• Requirement
In the listing below, locate the lines that hold the string "exportieren". Copy those lines.

>> start Data listing

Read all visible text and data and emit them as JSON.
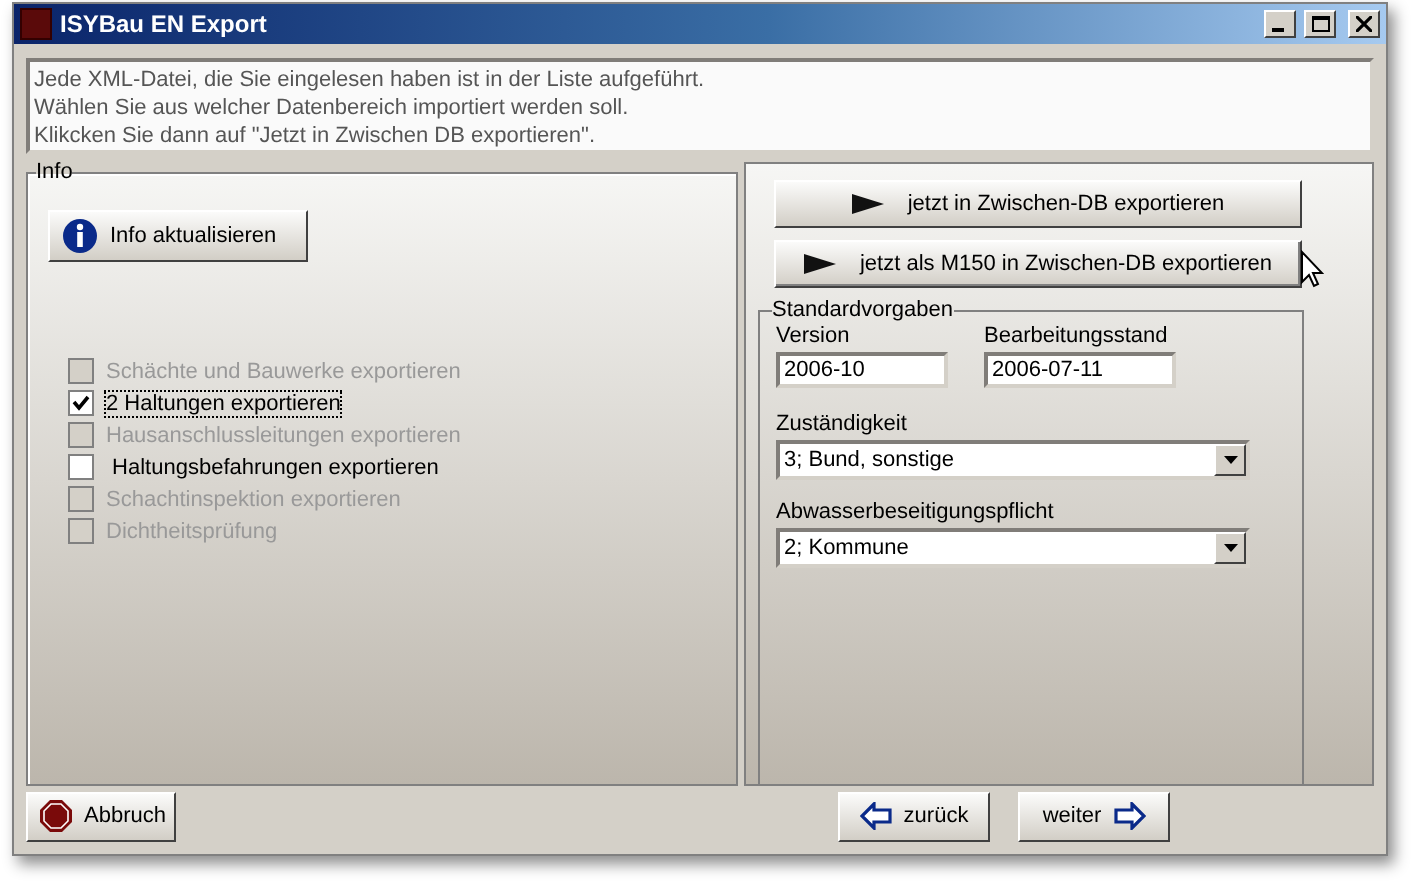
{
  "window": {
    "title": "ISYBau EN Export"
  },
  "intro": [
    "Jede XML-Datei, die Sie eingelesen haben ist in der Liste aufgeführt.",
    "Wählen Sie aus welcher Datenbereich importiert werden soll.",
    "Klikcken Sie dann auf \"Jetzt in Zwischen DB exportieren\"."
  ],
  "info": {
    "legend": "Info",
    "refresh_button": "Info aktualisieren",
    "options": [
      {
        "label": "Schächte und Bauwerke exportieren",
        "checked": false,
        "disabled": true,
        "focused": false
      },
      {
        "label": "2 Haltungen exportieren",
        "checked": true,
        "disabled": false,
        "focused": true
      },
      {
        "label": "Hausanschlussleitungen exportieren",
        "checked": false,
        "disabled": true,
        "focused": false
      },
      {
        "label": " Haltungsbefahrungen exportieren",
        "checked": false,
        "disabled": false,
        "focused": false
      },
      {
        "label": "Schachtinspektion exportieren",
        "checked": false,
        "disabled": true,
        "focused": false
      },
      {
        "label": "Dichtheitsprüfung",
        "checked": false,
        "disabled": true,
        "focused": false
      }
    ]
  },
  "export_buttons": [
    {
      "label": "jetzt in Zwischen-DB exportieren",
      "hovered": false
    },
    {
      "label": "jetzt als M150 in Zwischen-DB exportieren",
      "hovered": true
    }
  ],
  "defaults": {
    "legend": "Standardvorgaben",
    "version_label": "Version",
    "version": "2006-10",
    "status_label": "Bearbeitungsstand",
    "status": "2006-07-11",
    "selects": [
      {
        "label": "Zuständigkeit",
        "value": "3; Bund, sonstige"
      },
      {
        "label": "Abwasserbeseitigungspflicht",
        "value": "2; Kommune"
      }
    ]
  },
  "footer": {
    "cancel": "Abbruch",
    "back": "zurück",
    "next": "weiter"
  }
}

>> end Data listing
>> start Data listing

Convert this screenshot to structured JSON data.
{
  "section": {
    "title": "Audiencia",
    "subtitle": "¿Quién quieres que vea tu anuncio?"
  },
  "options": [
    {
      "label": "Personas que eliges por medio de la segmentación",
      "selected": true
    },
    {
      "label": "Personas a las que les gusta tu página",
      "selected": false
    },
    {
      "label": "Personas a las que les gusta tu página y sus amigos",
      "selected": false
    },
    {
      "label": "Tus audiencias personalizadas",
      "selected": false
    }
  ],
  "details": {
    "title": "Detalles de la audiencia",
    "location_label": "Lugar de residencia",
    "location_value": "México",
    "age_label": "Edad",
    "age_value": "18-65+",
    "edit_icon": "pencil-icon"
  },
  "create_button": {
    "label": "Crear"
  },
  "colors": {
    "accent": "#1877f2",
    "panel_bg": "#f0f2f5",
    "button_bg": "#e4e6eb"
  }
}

>> end Data listing

• Complete response
    "Klikcken Sie dann auf \"Jetzt in Zwischen DB exportieren\"."
        "label": "Schächte und Bauwerke exportieren",
        "label": "2 Haltungen exportieren",
        "label": "Hausanschlussleitungen exportieren",
        "label": " Haltungsbefahrungen exportieren",
        "label": "Schachtinspektion exportieren",
      "label": "jetzt in Zwischen-DB exportieren",
      "label": "jetzt als M150 in Zwischen-DB exportieren",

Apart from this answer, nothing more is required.